**YOUR INSTRUCTIONS:** Your task is to reproduce the material exactly.

**DATA SHOWN:**
((

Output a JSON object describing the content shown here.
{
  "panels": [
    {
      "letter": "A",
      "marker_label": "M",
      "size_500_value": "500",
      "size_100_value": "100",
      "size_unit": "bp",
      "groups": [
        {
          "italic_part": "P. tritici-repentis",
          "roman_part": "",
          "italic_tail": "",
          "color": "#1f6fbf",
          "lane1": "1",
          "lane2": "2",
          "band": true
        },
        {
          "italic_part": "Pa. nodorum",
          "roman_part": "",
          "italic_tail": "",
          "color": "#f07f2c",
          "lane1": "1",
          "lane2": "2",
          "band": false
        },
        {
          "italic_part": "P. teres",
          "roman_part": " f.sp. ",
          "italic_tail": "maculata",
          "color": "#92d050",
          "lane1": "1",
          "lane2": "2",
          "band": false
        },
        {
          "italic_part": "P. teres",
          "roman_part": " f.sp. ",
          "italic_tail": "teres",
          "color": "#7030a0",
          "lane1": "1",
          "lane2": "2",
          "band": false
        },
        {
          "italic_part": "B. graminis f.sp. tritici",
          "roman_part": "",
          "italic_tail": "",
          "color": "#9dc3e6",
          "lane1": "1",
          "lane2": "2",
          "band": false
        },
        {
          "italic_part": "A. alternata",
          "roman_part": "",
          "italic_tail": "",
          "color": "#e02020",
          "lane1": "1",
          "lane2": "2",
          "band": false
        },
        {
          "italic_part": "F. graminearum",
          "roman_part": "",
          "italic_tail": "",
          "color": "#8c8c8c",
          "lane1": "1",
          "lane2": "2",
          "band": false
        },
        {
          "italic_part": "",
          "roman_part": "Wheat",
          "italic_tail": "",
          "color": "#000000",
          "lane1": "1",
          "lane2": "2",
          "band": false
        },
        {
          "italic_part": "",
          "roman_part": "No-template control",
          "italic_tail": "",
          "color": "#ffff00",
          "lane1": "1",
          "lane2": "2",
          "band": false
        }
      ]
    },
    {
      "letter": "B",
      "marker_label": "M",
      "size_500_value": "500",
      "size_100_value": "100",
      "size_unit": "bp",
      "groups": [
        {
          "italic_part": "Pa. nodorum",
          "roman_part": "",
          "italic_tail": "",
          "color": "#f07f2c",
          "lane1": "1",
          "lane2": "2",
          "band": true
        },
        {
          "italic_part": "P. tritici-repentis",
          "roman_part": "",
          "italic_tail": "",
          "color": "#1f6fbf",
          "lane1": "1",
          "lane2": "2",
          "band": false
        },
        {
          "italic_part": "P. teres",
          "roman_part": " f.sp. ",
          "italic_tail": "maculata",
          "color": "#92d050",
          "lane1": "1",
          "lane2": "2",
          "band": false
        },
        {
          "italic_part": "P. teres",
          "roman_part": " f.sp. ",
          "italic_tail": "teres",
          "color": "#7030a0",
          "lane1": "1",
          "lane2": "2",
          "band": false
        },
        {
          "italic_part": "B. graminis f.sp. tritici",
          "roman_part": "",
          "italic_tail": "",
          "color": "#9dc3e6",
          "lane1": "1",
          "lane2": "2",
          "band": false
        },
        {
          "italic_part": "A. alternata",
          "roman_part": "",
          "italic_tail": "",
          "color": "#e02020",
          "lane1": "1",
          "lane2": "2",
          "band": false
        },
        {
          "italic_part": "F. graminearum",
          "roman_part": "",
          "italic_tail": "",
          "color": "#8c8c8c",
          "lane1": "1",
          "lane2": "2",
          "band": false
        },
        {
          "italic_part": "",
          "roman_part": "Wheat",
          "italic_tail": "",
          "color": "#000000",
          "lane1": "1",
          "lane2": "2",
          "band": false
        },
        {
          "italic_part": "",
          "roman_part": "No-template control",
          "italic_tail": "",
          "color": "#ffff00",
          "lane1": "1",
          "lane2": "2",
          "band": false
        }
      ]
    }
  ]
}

))

**THE COMPLETED TASK:**
Output a JSON object describing the content shown here.
{
  "panels": [
    {
      "letter": "A",
      "marker_label": "M",
      "size_500_value": "500",
      "size_100_value": "100",
      "size_unit": "bp",
      "groups": [
        {
          "italic_part": "P. tritici-repentis",
          "roman_part": "",
          "italic_tail": "",
          "color": "#1f6fbf",
          "lane1": "1",
          "lane2": "2",
          "band": true
        },
        {
          "italic_part": "Pa. nodorum",
          "roman_part": "",
          "italic_tail": "",
          "color": "#f07f2c",
          "lane1": "1",
          "lane2": "2",
          "band": false
        },
        {
          "italic_part": "P. teres",
          "roman_part": " f.sp. ",
          "italic_tail": "maculata",
          "color": "#92d050",
          "lane1": "1",
          "lane2": "2",
          "band": false
        },
        {
          "italic_part": "P. teres",
          "roman_part": " f.sp. ",
          "italic_tail": "teres",
          "color": "#7030a0",
          "lane1": "1",
          "lane2": "2",
          "band": false
        },
        {
          "italic_part": "B. graminis f.sp. tritici",
          "roman_part": "",
          "italic_tail": "",
          "color": "#9dc3e6",
          "lane1": "1",
          "lane2": "2",
          "band": false
        },
        {
          "italic_part": "A. alternata",
          "roman_part": "",
          "italic_tail": "",
          "color": "#e02020",
          "lane1": "1",
          "lane2": "2",
          "band": false
        },
        {
          "italic_part": "F. graminearum",
          "roman_part": "",
          "italic_tail": "",
          "color": "#8c8c8c",
          "lane1": "1",
          "lane2": "2",
          "band": false
        },
        {
          "italic_part": "",
          "roman_part": "Wheat",
          "italic_tail": "",
          "color": "#000000",
          "lane1": "1",
          "lane2": "2",
          "band": false
        },
        {
          "italic_part": "",
          "roman_part": "No-template control",
          "italic_tail": "",
          "color": "#ffff00",
          "lane1": "1",
          "lane2": "2",
          "band": false
        }
      ]
    },
    {
      "letter": "B",
      "marker_label": "M",
      "size_500_value": "500",
      "size_100_value": "100",
      "size_unit": "bp",
      "groups": [
        {
          "italic_part": "Pa. nodorum",
          "roman_part": "",
          "italic_tail": "",
          "color": "#f07f2c",
          "lane1": "1",
          "lane2": "2",
          "band": true
        },
        {
          "italic_part": "P. tritici-repentis",
          "roman_part": "",
          "italic_tail": "",
          "color": "#1f6fbf",
          "lane1": "1",
          "lane2": "2",
          "band": false
        },
        {
          "italic_part": "P. teres",
          "roman_part": " f.sp. ",
          "italic_tail": "maculata",
          "color": "#92d050",
          "lane1": "1",
          "lane2": "2",
          "band": false
        },
        {
          "italic_part": "P. teres",
          "roman_part": " f.sp. ",
          "italic_tail": "teres",
          "color": "#7030a0",
          "lane1": "1",
          "lane2": "2",
          "band": false
        },
        {
          "italic_part": "B. graminis f.sp. tritici",
          "roman_part": "",
          "italic_tail": "",
          "color": "#9dc3e6",
          "lane1": "1",
          "lane2": "2",
          "band": false
        },
        {
          "italic_part": "A. alternata",
          "roman_part": "",
          "italic_tail": "",
          "color": "#e02020",
          "lane1": "1",
          "lane2": "2",
          "band": false
        },
        {
          "italic_part": "F. graminearum",
          "roman_part": "",
          "italic_tail": "",
          "color": "#8c8c8c",
          "lane1": "1",
          "lane2": "2",
          "band": false
        },
        {
          "italic_part": "",
          "roman_part": "Wheat",
          "italic_tail": "",
          "color": "#000000",
          "lane1": "1",
          "lane2": "2",
          "band": false
        },
        {
          "italic_part": "",
          "roman_part": "No-template control",
          "italic_tail": "",
          "color": "#ffff00",
          "lane1": "1",
          "lane2": "2",
          "band": false
        }
      ]
    }
  ]
}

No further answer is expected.